EXERCISE INSTRUCTIONS:
Return the number of lines in which the word "options" appears; add nothing else.

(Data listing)

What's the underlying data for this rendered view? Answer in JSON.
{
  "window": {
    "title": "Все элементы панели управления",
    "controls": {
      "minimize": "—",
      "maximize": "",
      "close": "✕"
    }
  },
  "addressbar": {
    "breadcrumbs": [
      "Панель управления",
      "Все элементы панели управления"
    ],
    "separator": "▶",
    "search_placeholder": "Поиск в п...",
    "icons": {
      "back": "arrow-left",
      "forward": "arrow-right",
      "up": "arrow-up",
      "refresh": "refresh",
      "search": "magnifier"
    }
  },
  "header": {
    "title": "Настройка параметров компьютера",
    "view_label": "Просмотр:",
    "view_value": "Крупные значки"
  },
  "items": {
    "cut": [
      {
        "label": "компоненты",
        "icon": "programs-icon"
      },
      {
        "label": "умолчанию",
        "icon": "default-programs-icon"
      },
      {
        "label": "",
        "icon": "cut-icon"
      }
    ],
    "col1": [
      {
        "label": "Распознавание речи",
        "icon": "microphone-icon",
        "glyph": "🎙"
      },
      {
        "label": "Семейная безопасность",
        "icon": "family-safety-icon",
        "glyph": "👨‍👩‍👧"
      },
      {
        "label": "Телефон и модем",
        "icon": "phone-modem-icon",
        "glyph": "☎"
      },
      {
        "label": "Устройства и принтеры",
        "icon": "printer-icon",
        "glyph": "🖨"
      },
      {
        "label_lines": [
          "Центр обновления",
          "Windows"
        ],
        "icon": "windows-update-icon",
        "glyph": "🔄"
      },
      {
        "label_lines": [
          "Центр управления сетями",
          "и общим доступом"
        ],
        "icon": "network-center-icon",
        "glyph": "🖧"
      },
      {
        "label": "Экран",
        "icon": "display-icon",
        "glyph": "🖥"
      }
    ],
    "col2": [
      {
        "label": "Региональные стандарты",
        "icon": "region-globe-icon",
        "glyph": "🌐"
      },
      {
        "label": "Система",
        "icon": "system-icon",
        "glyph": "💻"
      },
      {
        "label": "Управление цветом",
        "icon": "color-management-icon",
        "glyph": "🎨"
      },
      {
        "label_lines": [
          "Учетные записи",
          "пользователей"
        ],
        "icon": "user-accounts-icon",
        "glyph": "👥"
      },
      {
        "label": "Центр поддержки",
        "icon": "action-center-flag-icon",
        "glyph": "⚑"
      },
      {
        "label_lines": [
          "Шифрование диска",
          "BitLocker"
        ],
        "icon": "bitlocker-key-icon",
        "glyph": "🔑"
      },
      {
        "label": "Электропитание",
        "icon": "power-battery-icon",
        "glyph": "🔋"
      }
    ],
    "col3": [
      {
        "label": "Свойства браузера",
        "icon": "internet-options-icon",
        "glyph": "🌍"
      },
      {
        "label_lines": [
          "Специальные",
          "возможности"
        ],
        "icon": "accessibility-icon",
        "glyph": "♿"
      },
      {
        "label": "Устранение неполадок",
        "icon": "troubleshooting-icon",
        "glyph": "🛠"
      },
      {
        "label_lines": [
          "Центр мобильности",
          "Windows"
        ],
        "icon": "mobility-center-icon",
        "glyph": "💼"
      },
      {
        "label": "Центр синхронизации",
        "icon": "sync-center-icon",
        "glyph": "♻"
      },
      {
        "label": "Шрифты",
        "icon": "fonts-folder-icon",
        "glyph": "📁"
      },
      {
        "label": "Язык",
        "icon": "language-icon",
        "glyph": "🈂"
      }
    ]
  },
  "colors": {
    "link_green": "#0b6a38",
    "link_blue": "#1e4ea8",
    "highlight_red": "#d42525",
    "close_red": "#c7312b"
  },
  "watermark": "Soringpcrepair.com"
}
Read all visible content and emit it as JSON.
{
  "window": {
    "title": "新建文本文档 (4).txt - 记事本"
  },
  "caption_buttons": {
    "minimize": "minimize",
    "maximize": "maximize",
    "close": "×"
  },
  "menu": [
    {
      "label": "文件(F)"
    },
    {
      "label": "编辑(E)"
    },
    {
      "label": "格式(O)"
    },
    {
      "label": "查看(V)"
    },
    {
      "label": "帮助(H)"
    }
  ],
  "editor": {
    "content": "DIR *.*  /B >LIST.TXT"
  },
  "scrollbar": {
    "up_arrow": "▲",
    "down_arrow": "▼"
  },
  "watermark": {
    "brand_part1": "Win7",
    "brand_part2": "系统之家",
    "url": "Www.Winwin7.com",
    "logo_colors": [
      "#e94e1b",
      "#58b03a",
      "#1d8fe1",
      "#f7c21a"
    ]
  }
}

---

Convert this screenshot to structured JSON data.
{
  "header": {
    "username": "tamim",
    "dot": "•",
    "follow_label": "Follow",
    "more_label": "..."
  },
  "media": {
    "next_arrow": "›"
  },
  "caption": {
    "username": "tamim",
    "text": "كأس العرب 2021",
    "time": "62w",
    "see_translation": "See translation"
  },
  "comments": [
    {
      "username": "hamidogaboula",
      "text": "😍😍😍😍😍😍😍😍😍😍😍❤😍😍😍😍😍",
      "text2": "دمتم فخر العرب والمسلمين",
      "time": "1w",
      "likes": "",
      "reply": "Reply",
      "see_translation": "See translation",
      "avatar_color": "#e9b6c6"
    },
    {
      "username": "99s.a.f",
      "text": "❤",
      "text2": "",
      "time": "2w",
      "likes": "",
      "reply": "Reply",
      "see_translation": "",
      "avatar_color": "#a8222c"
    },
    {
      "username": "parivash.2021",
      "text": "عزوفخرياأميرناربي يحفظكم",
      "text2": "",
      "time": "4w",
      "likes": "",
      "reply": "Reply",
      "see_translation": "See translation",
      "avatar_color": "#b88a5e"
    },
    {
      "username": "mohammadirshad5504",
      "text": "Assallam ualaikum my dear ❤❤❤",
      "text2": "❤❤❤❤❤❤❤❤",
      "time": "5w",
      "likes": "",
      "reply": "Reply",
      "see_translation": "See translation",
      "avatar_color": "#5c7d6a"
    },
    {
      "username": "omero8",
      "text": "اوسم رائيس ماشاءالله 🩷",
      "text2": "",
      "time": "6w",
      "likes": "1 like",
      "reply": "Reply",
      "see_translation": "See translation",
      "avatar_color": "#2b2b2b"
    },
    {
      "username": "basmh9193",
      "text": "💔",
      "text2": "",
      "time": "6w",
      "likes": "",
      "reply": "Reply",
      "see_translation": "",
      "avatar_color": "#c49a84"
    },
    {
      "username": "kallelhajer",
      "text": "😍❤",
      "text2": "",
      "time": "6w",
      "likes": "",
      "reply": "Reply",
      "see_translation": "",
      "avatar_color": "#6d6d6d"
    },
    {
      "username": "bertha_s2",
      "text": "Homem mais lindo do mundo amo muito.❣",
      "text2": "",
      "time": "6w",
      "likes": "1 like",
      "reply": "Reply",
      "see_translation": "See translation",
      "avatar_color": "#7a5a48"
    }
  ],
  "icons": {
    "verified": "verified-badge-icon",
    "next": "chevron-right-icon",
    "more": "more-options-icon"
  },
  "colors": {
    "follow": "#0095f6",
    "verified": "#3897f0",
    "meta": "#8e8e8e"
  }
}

WORKED SOLUTION:
2